## Stated exercise A
Count the lines in the entries below that contain the string "page". Reply with the number only.

## Selected text
* * * *
So that was my focus; painting a character at a cusp, meeting another character at a cusp. Because I was so focused on this, I struggled sometimes with changes suggested by Richard that I felt weren’t consistent with my vision. Nevertheless, I decided early on that while the original story and script were mine, the film and expertise belonged to others to do as they wanted with it. It was my job to help them achieve their vision, not mine.
It was also a valuable learning experience, and one where it was better for me to listen and accept than raise objections and obstacles. Finally, after five or so drafts of my simple story, Richard Taylor was done with me, and we parted on the phone in cheerful fashion – Richard to attend a star-packed party in Los Angeles, me to throw the ball for the dogs in the empty section next door before making dinner for the missus.
Then the script went to Simon and Robert. I’d assumed that would be an end to drafts, but they workshopped their own take, and suggested and requested more tweaks. I had to balance my defence of dialogue and action against their need to be sufficiently satisfied with their script to the point that they could go ahead and shoot it. While we worked well together, and it was friendly all the way, I privately struggled with frustration that the script needed more work. But I kept to my role, which was to assist them and to learn everything I could about the process.
Finally they were satisfied, and the shooting went ahead over a single weekend in a graveyard of old Queenslander houses, perched on rusting scaffolding; windows winking with fallen blinds, doors sagging with rust and disuse.
I visited the location for a few hours to watch the processes of direction, acting and cinematography, and had the pleasure of hearing my words come to life.
It’s a rollercoaster ride, but one worth considering if you have an interest in feature film scripts. You will learn humility, and that the writer doesn’t always have the total grasp of his or her own concept. Sometimes it will be others that point out themes and issues you are blind to.
I'd encourage early scripts to be written as low-budget as possible. There is no money in short-film making, so the story and core idea it’s based around, needs to be simple and powerful – a fresh twist on a familiar theme.
* * * *
## Stated exercise B
In the text on short-film scriptwriting, over what period did the shooting take place?
* * * *
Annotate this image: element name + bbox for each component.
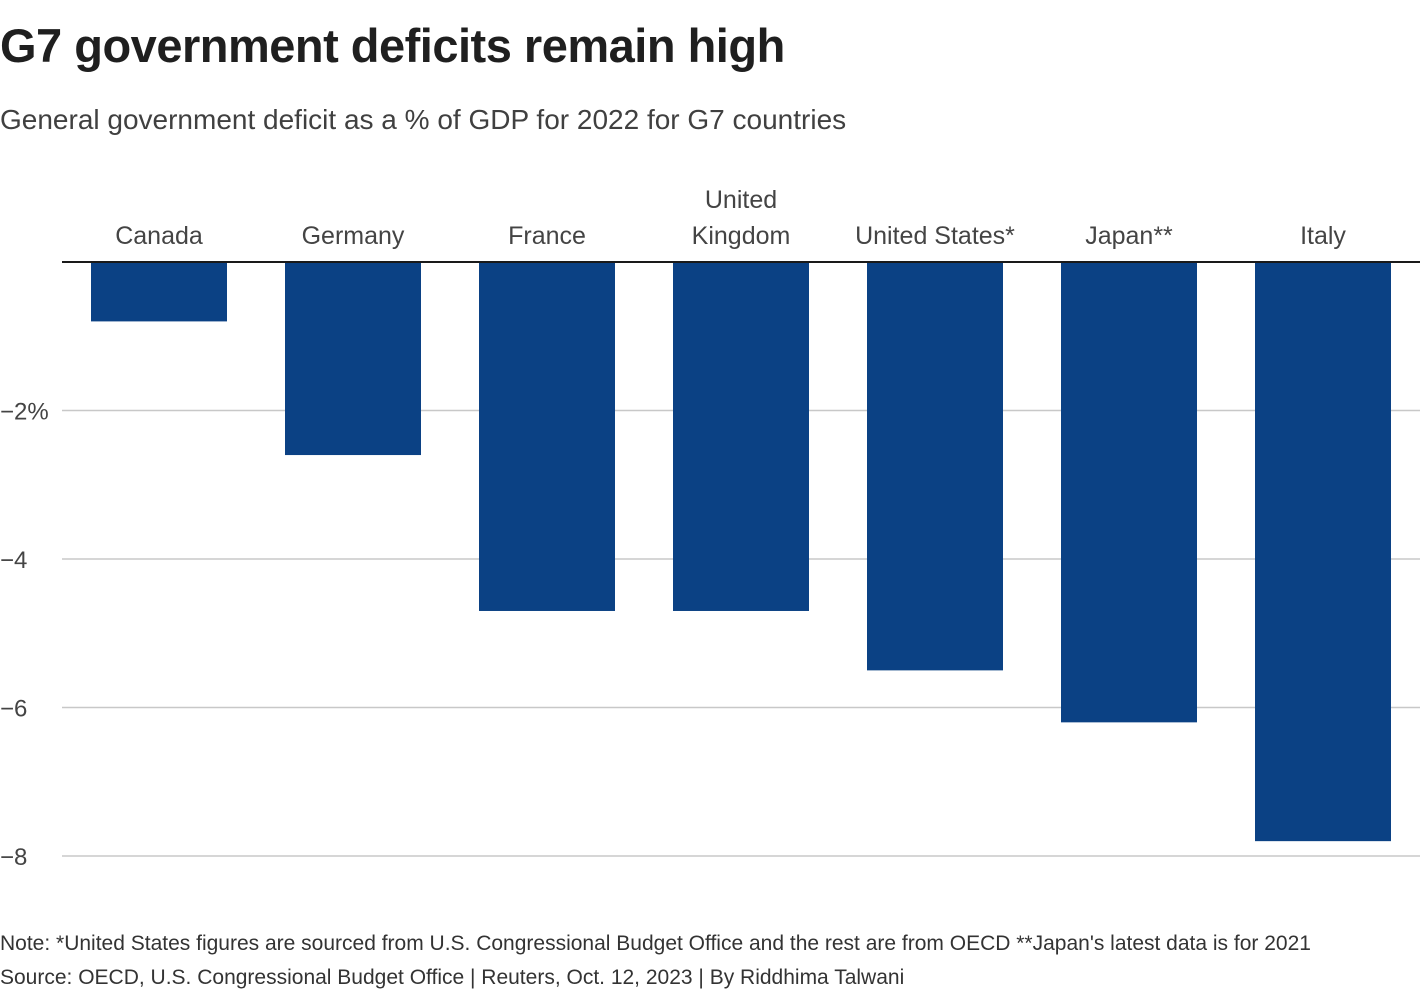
y-axis-tick-labels: −2% −4 −6 −8	[0, 399, 49, 872]
category-labels: Canada Germany France United Kingdom United S…	[115, 186, 1346, 250]
bar	[673, 262, 809, 611]
chart-subtitle: General government deficit as a % of GDP…	[0, 104, 847, 135]
y-tick-label: −4	[0, 547, 27, 574]
deficit-bar-chart: −2% −4 −6 −8 Canada Germany France United Kingd…	[0, 186, 1420, 872]
bar	[479, 262, 615, 611]
bar	[285, 262, 421, 456]
bars	[91, 262, 1391, 842]
bar	[91, 262, 227, 322]
category-label: Canada	[115, 222, 203, 250]
bar	[1255, 262, 1391, 842]
category-label: France	[508, 222, 586, 250]
chart-source: Source: OECD, U.S. Congressional Budget …	[0, 966, 905, 989]
bar	[1061, 262, 1197, 723]
bar	[867, 262, 1003, 671]
category-label: Japan**	[1085, 222, 1173, 250]
chart-title: G7 government deficits remain high	[0, 19, 785, 72]
category-label: United	[705, 186, 777, 214]
y-tick-label: −8	[0, 844, 27, 871]
y-tick-label: −2%	[0, 399, 49, 426]
y-tick-label: −6	[0, 696, 27, 723]
category-label: United States*	[855, 222, 1015, 250]
category-label: Germany	[302, 222, 405, 250]
chart-note: Note: *United States figures are sourced…	[0, 932, 1311, 955]
category-label: Kingdom	[692, 222, 791, 250]
category-label: Italy	[1300, 222, 1346, 250]
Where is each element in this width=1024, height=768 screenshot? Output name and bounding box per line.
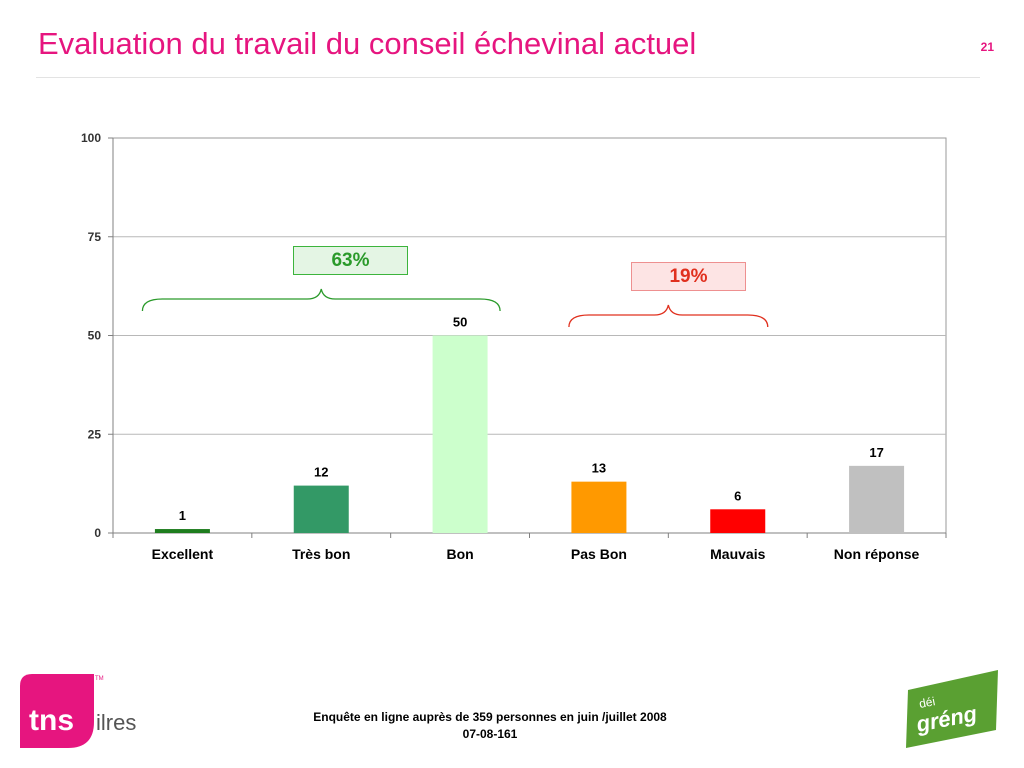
x-tick-label: Pas Bon [571, 546, 627, 562]
x-tick-label: Bon [446, 546, 473, 562]
group-brace-negative [568, 304, 769, 328]
greng-logo-shape [906, 670, 998, 748]
y-tick-label: 75 [88, 230, 102, 244]
data-label: 12 [314, 465, 328, 480]
y-tick-label: 0 [94, 526, 101, 540]
x-tick-label: Très bon [292, 546, 350, 562]
bar [293, 485, 349, 533]
tns-logo-tm: TM [95, 676, 104, 682]
greng-logo-top: déi [918, 694, 936, 711]
data-label: 13 [592, 461, 606, 476]
study-code: 07-08-161 [462, 727, 518, 741]
group-label-positive: 63% [293, 246, 408, 275]
page-title: Evaluation du travail du conseil échevin… [38, 26, 697, 61]
y-tick-label: 50 [88, 329, 102, 343]
bar [432, 335, 488, 533]
data-label: 1 [179, 508, 186, 523]
tns-ilres-logo: tns ilres TM [20, 674, 136, 748]
survey-note: Enquête en ligne auprès de 359 personnes… [313, 710, 667, 724]
title-divider [36, 77, 980, 78]
y-tick-label: 25 [88, 427, 102, 441]
x-tick-label: Excellent [152, 546, 214, 562]
bar [710, 509, 766, 533]
tns-logo-shape [20, 674, 94, 748]
data-label: 17 [869, 445, 883, 460]
tns-logo-sub: ilres [96, 710, 136, 735]
bar [849, 465, 905, 533]
bar [571, 481, 627, 533]
page-number: 21 [980, 40, 994, 54]
data-label: 6 [734, 488, 741, 503]
tns-logo-text: tns [29, 704, 74, 737]
bar [154, 529, 210, 533]
y-tick-label: 100 [81, 131, 101, 145]
group-brace-positive [141, 288, 501, 312]
x-tick-label: Non réponse [834, 546, 920, 562]
x-tick-label: Mauvais [710, 546, 765, 562]
data-label: 50 [453, 315, 467, 330]
group-label-negative: 19% [631, 262, 746, 291]
dei-greng-logo: déi gréng [906, 670, 998, 748]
* * * *
## Written reply A
2

## Written reply B
A single weekend.